__Required tasks__.
A. How would you render this sentence from the article on Pius XII into Spanish: "Hesemann reported that additional evidence suggests that the visas would have been given to ordinary Jews to escape persecution."
B. Resume the article on Pius XII, writing on from its last sentence.

## START Page extract

Researcher finds evidence Pius XII may have helped 200,000 Jews leave Nazi Germany

Pope Pius XII.
Pope Pius XII.


Further challenging claims of papal inaction in the face of Jewish persecution during World War II, a German historian conducting research in the Vatican archives has said that Pope Pius XII may have arranged for the escape of 200,000 Jews from Germany in the weeks after the Kristallnacht Nazi attacks.

Dr. Michael Hesemann based his claim on his research in the Vatican archives for the Pave the Way Foundation, a U.S.-based interfaith group, the Daily Telegraph reports.

He said that in 1938 the future Pope, who was then Vatican Secretary of State Cardinal Eugenio Pacelli, wrote to Catholic archbishops around the world to urge them to apply for visas for “non-Aryan Catholics” and Jewish converts to Christianity who wanted to leave Germany.

Hesemann reported that additional evidence suggests that the visas would have been given to ordinary Jews to escape persecution.

## END Page extract
## START Record extracts

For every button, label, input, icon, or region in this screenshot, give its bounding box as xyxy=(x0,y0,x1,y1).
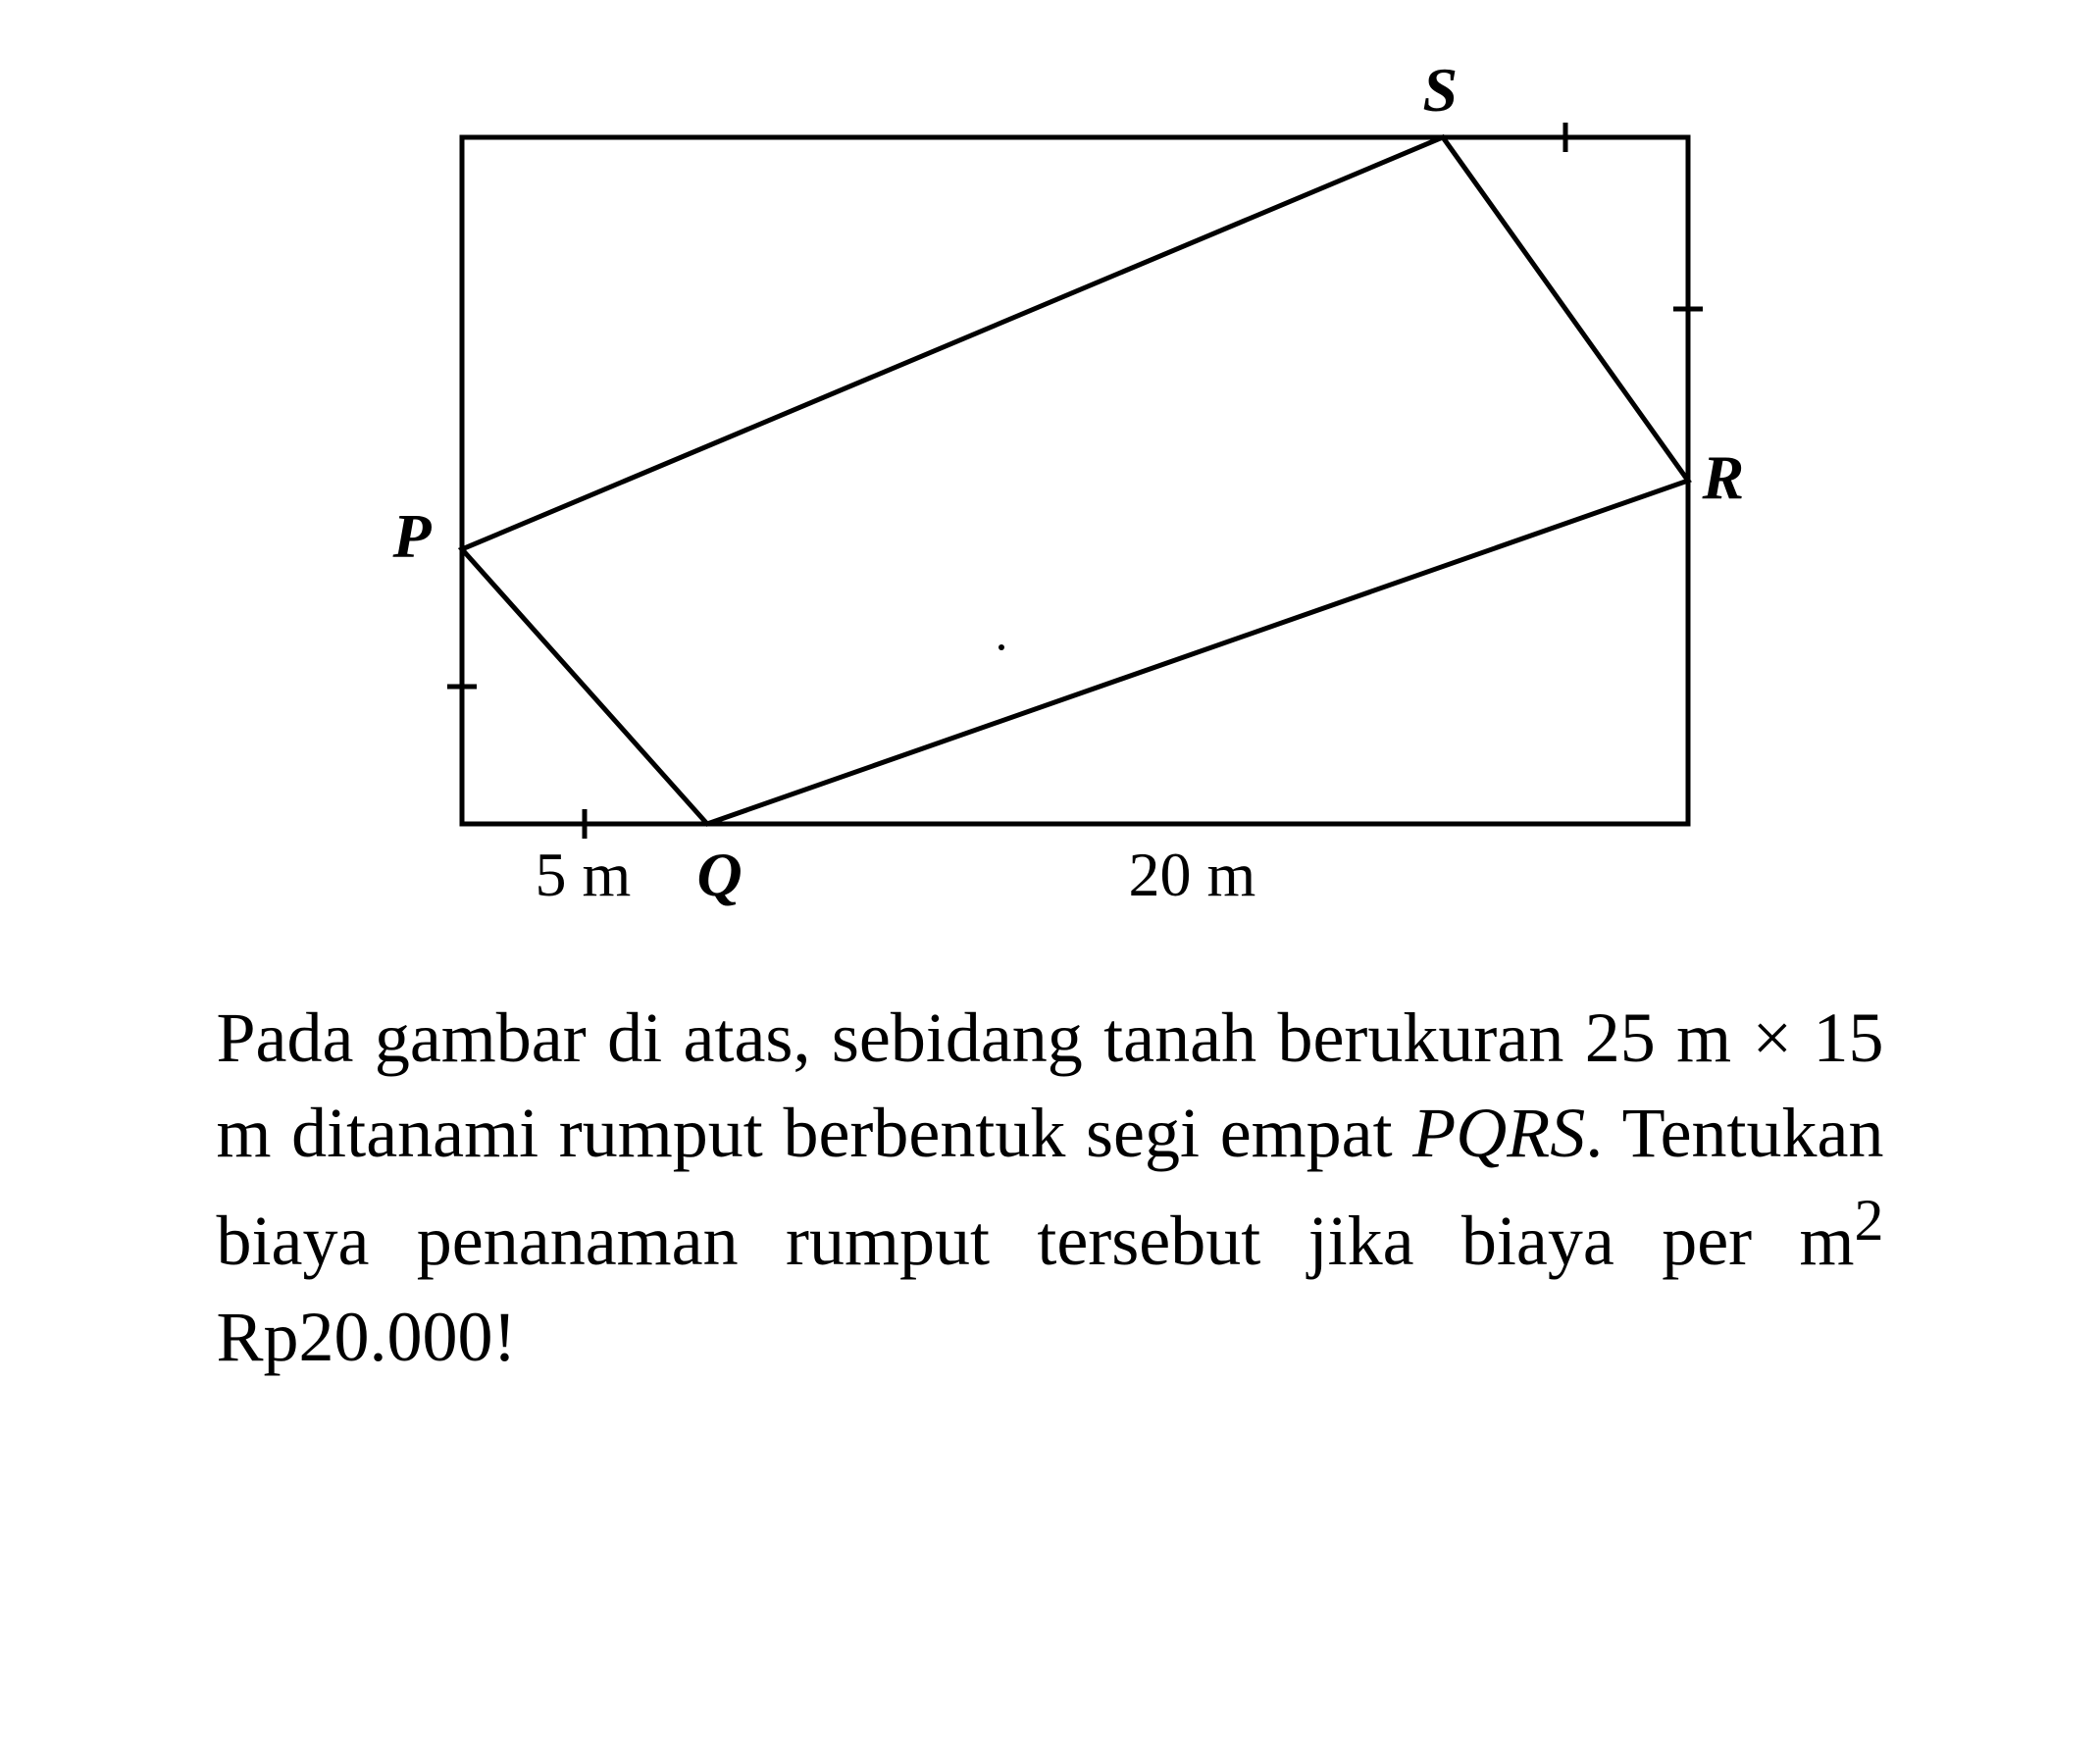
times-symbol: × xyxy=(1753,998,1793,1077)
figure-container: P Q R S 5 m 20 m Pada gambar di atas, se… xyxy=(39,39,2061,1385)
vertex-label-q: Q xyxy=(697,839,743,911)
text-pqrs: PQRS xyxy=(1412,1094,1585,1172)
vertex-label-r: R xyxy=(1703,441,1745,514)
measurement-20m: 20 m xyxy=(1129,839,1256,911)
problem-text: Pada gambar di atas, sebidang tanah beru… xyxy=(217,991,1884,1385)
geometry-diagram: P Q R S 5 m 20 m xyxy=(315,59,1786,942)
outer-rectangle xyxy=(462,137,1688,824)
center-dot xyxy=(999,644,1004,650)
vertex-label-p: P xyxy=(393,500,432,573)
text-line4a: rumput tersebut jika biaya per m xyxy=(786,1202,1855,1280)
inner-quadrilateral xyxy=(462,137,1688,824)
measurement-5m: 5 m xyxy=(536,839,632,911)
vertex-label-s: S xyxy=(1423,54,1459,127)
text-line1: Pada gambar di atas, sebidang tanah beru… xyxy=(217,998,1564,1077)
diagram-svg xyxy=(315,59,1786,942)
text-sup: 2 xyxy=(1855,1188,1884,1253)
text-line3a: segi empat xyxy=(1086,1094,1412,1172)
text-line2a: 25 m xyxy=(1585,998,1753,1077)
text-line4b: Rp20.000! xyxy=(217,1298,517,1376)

## END Record extracts
## START Record extracts

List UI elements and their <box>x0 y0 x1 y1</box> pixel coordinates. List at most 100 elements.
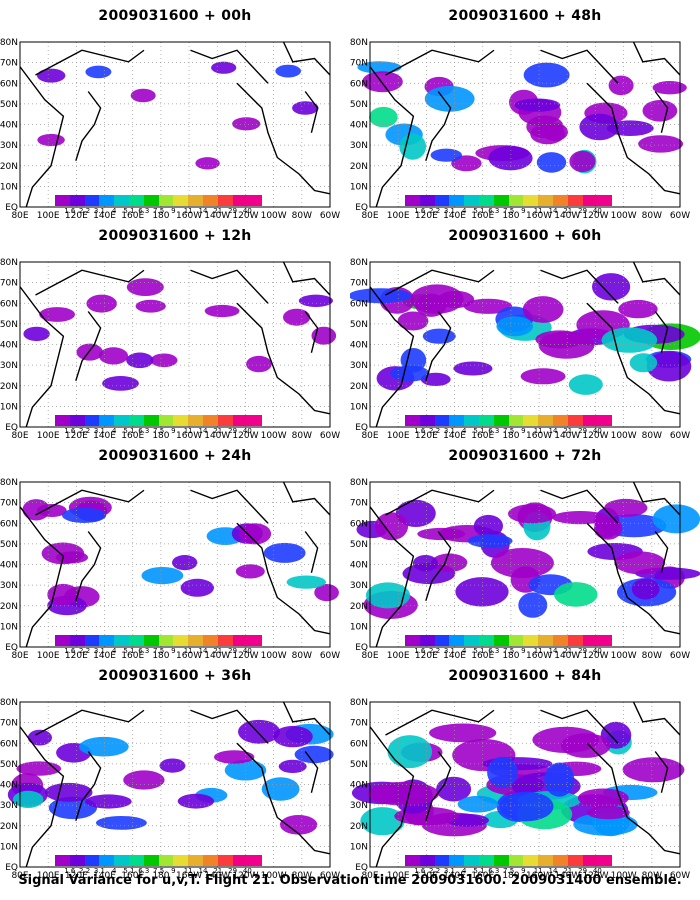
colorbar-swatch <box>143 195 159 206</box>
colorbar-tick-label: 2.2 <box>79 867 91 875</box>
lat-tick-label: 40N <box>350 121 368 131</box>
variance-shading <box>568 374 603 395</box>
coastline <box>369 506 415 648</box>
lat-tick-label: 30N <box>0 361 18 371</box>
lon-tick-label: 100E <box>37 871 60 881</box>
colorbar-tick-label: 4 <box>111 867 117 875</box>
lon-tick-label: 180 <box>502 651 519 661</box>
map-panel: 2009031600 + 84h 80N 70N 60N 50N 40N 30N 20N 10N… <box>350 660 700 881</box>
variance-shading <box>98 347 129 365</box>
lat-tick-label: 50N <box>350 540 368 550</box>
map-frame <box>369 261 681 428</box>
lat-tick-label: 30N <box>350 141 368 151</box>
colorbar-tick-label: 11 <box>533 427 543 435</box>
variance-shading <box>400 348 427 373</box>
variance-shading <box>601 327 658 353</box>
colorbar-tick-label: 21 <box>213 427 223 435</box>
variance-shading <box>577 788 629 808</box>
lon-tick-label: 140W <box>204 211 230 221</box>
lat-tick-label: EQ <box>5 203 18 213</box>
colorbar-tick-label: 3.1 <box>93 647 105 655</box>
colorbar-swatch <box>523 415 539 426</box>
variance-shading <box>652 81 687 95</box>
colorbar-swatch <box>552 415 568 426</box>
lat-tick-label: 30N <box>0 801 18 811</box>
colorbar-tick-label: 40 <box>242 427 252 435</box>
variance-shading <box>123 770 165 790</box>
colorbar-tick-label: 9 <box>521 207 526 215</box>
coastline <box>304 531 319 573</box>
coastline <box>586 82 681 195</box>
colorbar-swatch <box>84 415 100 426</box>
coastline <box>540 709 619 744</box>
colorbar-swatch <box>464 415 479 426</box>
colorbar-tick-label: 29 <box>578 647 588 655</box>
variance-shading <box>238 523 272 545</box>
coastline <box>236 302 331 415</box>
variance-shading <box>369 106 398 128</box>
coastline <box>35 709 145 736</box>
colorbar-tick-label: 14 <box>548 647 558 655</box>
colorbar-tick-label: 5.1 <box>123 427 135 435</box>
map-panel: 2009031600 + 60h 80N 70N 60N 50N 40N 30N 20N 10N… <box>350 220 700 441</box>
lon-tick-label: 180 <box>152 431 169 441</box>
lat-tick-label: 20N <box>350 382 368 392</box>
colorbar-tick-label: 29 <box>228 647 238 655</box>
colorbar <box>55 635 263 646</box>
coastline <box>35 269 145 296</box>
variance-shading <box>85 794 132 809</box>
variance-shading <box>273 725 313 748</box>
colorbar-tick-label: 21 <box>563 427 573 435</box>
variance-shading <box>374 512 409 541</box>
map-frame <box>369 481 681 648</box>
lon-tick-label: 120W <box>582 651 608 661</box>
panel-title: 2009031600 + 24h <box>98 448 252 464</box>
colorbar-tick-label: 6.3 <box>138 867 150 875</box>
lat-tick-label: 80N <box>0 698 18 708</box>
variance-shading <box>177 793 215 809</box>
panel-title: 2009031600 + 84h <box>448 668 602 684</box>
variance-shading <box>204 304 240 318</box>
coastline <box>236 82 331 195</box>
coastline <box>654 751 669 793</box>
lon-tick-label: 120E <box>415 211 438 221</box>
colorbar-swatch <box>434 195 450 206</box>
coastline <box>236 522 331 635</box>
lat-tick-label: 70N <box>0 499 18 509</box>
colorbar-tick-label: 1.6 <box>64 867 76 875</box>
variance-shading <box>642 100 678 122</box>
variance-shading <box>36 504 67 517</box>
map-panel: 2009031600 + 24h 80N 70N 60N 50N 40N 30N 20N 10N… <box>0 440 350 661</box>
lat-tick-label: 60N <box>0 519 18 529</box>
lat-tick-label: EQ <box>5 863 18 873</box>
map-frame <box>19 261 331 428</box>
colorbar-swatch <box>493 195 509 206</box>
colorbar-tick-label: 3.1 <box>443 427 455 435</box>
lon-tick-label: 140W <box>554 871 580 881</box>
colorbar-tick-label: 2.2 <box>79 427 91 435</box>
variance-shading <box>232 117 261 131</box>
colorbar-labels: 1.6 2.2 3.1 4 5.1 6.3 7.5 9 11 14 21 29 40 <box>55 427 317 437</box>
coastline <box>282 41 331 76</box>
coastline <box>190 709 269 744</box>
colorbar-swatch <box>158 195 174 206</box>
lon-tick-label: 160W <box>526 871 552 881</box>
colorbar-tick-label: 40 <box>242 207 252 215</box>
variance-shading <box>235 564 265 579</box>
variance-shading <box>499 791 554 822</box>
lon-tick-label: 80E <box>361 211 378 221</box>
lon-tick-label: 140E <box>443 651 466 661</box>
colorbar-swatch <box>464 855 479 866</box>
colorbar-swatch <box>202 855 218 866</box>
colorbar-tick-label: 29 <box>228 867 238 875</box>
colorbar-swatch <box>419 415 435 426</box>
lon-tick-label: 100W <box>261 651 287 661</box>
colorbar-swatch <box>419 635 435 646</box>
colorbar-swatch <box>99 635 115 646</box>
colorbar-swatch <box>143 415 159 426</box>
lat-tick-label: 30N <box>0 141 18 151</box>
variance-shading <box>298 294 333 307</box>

## END Record extracts

__Results of the exercise__.
A. Hesemann informó que pruebas adicionales sugieren que las visas se habrían otorgado a judíos comunes para escapar de la persecución.

B.
“The fact that this letter speaks of 'converted Jews’ and 'non-Aryan’ Catholics indeed seems to be a cover,” Hesemann told the Telegraph.

“You couldn’t be sure that Nazi agents wouldn’t learn about this initiative,” he continued. “Pacelli had to make sure they didn’t misuse it for their propaganda, that they could not claim that the Church is an ally of the Jews.”

The letter was dated Nov. 30, 1939, 20 days after Kristallnacht, the “night of broken glass” when Jews were attacked in Germany. Cardinal Pacelli could request the visas because the 1933 concordat signed with the Nazi government specifically provided protection for Jews who converted to Christianity.

Dr. Ed Kessler, who is director of the Cambridge-based Woolf Institute of Abrahamic Faiths, told the Telegraph “It is clear that Pius XII facilitated the saving of Roman Jews.”

While the wartime Pope is on the path to possible beatification and canonization, some Jewish groups have wanted the process stopped until the Vatican’s wartime archives are unsealed in 2014.

Critics of Pius XII charge that he failed to denounce the Holocaust.

His defenders point to evidence of his work to save Jews and to his veiled condemnations of Nazism. They say the charges of Pius XII’s “silence” primarily originate with the 1963 play “The Deputy,” by German playwright Rolf Hochhuth.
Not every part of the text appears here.